→ TEXT SHOWN
[BEGIN]

1
$\begingroup$

Let

  • $(E,\mathcal E,\lambda)$ be a measure space;
  • $p:E\to[0,\infty)$ be $\mathcal E$-measurable with $$c:=\int p\:{\rm d}\lambda\in(0,\infty)$$ and $\mu$ denote the measure with density $\frac pc$ with respect to $\lambda$;
  • $q:E^2\to[0,\infty)$ be $\mathcal E{\otimes2}$-measurable with $$c_x:=\int q(x,\;\cdot\;)\:{\rm d}\lambda\in(0,\infty)\;\;\;\text{for all }x\in E$$ and $Q(x,\;\cdot\;)$ denote the measure with density $\frac{q(x,\;\cdot\;)}{c_x}$ with respect to $\lambda$;
  • $$\alpha(x,y):=\left.\begin{cases}\displaystyle\min\left(1,\frac{p(y)q(y,x)}{p(x)q(x,y)}\right)&\text{, if }p(x)q(x,y)\ne0\\1&\text{, otherwise}\end{cases}\right\}\;\;\;\text{for }x,y\in E;$$
  • $$r(x):=1-\int Q(x,{\rm d}y)\alpha(x,y)\;\;\;\text{for }x\in E;$$
  • $\delta_x$ denote the Dirac measure on $(E,\mathcal E)$ at $x\in E$ and $$\kappa(x,B):=\int_BQ(x,{\rm d}y)\alpha(x,y)+r(x)\delta_x(B)\;\;\;\text{for }(x,B)\in E\times\mathcal E;$$
  • $(\Omega,\mathcal A,\operatorname P)$ be a probability space;
  • $(X_n)_{n\in\mathbb N_0}$ and $(Y_n)_{n\in\mathbb N}$ denote the Markov chain and proposal sequence generated by the Metropolis-Hastings algorithm with proposal kernel $Q$ and target distribution $\mu$, respectively, and $$Z_n:=(X_{n-1},Y_n)\;\;\;\text{for }n\in\mathbb N.$$

By construction, there is a $[0,1)$-valued independent identically $\mathcal U_{[0,\:1)}$-distributed process $(U_n)_{n\in\mathbb N}$ on $(\Omega,\mathcal A,\operatorname P)$ with

  1. $(U_1,\ldots,U_n)$ and $(Z_1,\ldots,Z_n)$ are independent;
  2. $$X_n=\begin{cases}Y_n&\text{if }U_n\le\alpha(Z_n);\\X_{n-1}&\text{otherwise}\end{cases}$$

for all $n\in\mathbb N$. Now, let $$A_n:=\left\{U_1>\alpha(Z_1),\ldots,U_{n-1}>\alpha(Z_{n-1}),U_n\le\alpha(Z_n)\right\}\;\;\;\text{for }n\in\mathbb N.$$ It should hold $$\operatorname P\left[A_n\mid Z_1,\ldots,Z_n\right]=\prod_{i=1}^n\left(1-\alpha(Z_i)\right)\alpha(Z_n)\tag1$$ for all $n\in\mathbb N$. Let $\tau_0:=0$ and $$\tau_k:=\inf\{n>\tau_{k-1}:U_n\le\alpha(Z_n)\}\;\;\;\text{for }k\in\mathbb N.$$ Moreover, let $$\tilde X_k:=\left.\begin{cases}X_{\tau_k}&\text{, if }\tau_k<\infty;\\X_{\tau_{k-1}}&\text{, otherwise}\end{cases}\right\}\;\;\;\text{for }k\in\mathbb N_0.$$ Let $B_0,B_1\in\mathcal E$. Note that \begin{equation}\begin{split}&\operatorname P\left[\tilde X_0\in B_0,\tilde X_1\in B_1\right]\\&\;\;\;\;=\sum_{n\in\mathbb N}\operatorname P\left[Z_n\in B_0\times B_1,A_n\right]+\operatorname P\left[X_0\in B_0\cap B_1,\tau_1=\infty\right].\end{split}\tag2\end{equation}

Now, I would really like to conclude that \begin{equation}\begin{split}&\operatorname P\left[Z_n\in B_0\times B_1,A_n\right]\\&\;\;\;\;=\operatorname E\left[\prod_{i=1}^{n-1}\left(1-\alpha(X_0,Y_i)\right)\alpha(X_0,Y_n);(X_0,Y_n)\in B_0\times B_1)\right]\\&\;\;\;\;=\left(\int\operatorname P\left[X_0\in{\rm d}x\right]\int Q(x,{\rm d}y)\left(1-\alpha(x,y)\right)\right)^{n-1}\int_{B_0}\operatorname P\left[X_0\in{\rm d}x\right]\int_{B_1}Q(x,{\rm d}y)\alpha(x,y)\end{split}\tag3\end{equation} for all $n\in\mathbb N$. However, while the first equality should hold by $(2)$, I don't get how I can rigorously justify the second equality (thought it is intuitively clear).

[END]

Layout coordinate data:
[BEGIN]

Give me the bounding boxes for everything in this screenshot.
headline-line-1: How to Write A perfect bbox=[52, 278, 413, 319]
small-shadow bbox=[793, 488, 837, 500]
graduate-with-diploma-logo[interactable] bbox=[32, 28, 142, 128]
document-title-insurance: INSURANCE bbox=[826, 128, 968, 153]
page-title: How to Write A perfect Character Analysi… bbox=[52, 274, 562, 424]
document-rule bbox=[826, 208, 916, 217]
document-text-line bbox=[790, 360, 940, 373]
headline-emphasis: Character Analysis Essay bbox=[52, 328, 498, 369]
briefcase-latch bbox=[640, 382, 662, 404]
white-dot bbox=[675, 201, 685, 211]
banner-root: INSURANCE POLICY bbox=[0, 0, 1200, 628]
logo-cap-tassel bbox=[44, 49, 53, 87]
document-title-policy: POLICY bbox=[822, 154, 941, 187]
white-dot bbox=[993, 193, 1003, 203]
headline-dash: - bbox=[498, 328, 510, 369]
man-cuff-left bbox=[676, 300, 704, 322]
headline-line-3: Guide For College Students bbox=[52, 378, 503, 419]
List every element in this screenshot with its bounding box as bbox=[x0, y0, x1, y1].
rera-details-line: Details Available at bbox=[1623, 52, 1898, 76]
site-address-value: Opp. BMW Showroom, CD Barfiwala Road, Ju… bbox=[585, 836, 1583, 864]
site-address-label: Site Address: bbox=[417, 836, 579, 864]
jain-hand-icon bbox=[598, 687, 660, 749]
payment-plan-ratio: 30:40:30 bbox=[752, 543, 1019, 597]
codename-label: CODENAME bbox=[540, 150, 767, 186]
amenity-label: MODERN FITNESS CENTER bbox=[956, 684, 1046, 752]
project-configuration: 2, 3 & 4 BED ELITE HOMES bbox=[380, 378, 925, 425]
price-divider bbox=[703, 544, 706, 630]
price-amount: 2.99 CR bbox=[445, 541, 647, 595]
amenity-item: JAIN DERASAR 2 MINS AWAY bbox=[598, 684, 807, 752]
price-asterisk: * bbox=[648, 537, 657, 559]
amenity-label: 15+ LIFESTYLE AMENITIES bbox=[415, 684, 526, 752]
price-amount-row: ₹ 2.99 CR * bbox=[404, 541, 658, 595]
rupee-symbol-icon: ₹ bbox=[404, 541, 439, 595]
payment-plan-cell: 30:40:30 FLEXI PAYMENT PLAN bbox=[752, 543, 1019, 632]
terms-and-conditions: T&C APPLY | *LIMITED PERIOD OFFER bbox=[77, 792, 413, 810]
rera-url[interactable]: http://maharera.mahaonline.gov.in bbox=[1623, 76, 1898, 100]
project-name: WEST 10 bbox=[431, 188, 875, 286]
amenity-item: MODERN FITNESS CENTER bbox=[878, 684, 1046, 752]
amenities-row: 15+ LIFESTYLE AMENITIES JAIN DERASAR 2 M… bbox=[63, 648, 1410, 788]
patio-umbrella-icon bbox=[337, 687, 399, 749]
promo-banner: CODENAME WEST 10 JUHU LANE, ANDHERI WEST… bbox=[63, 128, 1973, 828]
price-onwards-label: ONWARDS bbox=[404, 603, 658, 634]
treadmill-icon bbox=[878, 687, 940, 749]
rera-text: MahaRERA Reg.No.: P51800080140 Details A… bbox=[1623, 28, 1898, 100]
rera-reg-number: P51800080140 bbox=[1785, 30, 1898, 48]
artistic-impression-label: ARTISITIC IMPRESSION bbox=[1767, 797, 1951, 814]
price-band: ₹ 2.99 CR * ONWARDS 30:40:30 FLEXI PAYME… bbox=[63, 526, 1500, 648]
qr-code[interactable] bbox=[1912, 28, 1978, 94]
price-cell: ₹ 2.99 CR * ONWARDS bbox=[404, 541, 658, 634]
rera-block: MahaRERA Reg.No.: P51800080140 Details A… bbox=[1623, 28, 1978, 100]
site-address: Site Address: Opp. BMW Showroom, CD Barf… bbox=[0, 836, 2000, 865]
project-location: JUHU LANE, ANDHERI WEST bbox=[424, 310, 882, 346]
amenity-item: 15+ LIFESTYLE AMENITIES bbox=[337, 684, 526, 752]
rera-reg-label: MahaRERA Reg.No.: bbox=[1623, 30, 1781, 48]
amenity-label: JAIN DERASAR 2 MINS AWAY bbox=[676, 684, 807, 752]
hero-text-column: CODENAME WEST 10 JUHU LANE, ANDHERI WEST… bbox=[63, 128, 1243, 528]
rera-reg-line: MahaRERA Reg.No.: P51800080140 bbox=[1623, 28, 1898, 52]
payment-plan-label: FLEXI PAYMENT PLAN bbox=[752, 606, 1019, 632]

[END]

→ EXERCISE INSTRUCTIONS
Can you restate the part of the Metropolis-Hastings question that opens with the words containing "Now, I would" and closes with "is intuitively clear).", putting "formally" wherever "rigorously" appears?

→ OUTPUT BELOW
Now, I would really like to conclude that \begin{equation}\begin{split}&\operatorname P\left[Z_n\in B_0\times B_1,A_n\right]\\&\;\;\;\;=\operatorname E\left[\prod_{i=1}^{n-1}\left(1-\alpha(X_0,Y_i)\right)\alpha(X_0,Y_n);(X_0,Y_n)\in B_0\times B_1)\right]\\&\;\;\;\;=\left(\int\operatorname P\left[X_0\in{\rm d}x\right]\int Q(x,{\rm d}y)\left(1-\alpha(x,y)\right)\right)^{n-1}\int_{B_0}\operatorname P\left[X_0\in{\rm d}x\right]\int_{B_1}Q(x,{\rm d}y)\alpha(x,y)\end{split}\tag3\end{equation} for all $n\in\mathbb N$. However, while the first equality should hold by $(2)$, I don't get how I can formally justify the second equality (thought it is intuitively clear).